■ Task requirements ■
Show every line in the entries below where the word "mejor" appears.

■ Record list ■
★ ★ ★ ★ ★

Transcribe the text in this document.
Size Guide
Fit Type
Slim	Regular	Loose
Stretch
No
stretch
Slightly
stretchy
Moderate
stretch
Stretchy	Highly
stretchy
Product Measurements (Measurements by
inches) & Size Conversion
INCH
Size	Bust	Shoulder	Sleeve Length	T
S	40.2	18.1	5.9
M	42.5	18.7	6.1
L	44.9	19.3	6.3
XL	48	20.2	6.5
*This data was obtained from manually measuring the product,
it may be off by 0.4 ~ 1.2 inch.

★ ★ ★ ★ ★

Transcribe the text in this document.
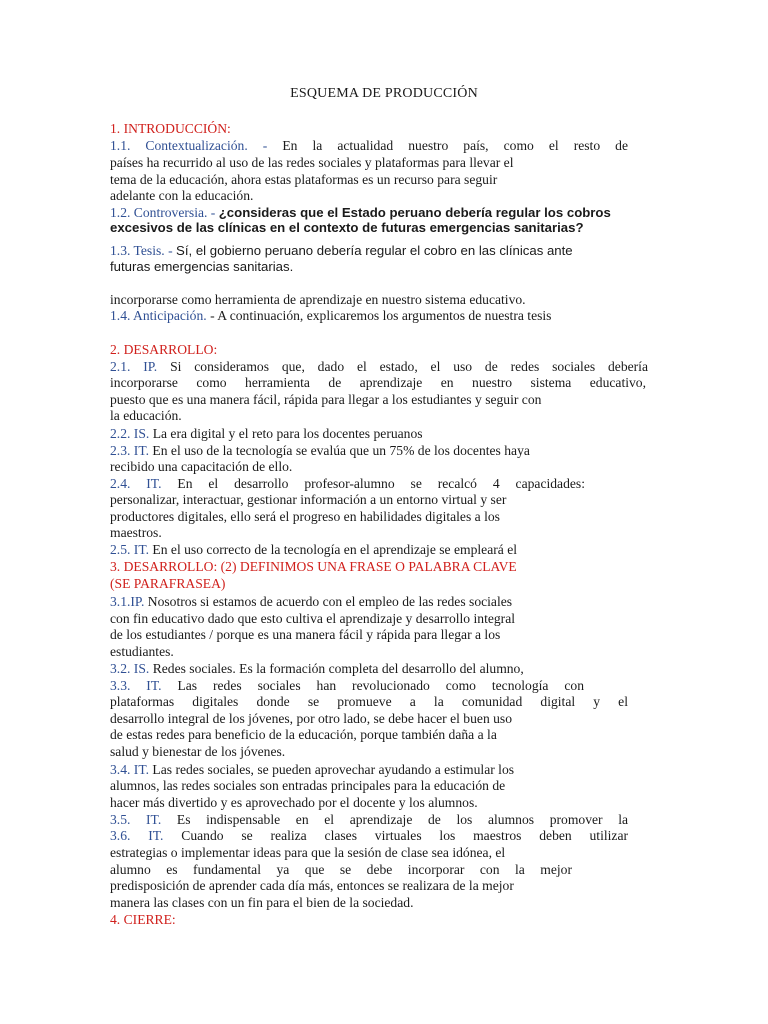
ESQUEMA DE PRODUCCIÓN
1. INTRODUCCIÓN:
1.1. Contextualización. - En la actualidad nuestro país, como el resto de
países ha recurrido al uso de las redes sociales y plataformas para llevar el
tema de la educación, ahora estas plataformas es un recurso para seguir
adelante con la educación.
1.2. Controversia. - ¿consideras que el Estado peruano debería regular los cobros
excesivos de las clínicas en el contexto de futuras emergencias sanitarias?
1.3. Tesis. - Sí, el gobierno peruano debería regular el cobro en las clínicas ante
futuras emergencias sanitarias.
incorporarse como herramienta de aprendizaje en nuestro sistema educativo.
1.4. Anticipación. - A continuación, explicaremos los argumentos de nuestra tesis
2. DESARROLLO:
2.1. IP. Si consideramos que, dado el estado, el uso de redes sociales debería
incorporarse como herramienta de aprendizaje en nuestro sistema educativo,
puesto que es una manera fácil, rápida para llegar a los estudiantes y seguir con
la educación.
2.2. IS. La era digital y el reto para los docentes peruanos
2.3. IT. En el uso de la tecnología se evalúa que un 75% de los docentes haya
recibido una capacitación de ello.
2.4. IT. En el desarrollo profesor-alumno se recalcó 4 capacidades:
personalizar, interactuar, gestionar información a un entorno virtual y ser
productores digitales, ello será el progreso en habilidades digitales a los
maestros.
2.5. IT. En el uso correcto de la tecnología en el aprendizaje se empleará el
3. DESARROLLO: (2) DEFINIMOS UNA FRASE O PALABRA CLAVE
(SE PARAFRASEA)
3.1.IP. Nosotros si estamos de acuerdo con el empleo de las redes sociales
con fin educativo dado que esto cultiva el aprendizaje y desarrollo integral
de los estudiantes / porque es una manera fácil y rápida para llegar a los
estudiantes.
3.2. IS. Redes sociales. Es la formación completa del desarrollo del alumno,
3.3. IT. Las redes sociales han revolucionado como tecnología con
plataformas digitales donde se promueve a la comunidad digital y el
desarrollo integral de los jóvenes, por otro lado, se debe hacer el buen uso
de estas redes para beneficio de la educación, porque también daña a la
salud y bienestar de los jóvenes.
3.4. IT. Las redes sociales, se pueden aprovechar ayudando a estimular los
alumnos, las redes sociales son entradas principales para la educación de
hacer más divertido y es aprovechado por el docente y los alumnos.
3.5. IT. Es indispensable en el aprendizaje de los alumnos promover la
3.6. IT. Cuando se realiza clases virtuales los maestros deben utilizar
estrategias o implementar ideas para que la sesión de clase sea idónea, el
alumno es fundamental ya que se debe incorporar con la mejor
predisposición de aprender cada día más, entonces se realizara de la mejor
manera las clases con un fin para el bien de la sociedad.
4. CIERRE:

★ ★ ★ ★ ★

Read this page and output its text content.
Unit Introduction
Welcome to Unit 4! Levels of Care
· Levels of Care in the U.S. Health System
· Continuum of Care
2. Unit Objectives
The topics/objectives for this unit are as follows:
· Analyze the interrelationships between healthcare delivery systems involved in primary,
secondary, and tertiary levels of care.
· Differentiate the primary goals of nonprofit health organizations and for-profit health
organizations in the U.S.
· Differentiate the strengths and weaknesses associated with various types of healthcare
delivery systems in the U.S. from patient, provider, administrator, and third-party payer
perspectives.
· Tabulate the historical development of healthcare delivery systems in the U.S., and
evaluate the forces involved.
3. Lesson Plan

★ ★ ★ ★ ★

■ Result ■
alumno es fundamental ya que se debe incorporar con la mejor
predisposición de aprender cada día más, entonces se realizara de la mejor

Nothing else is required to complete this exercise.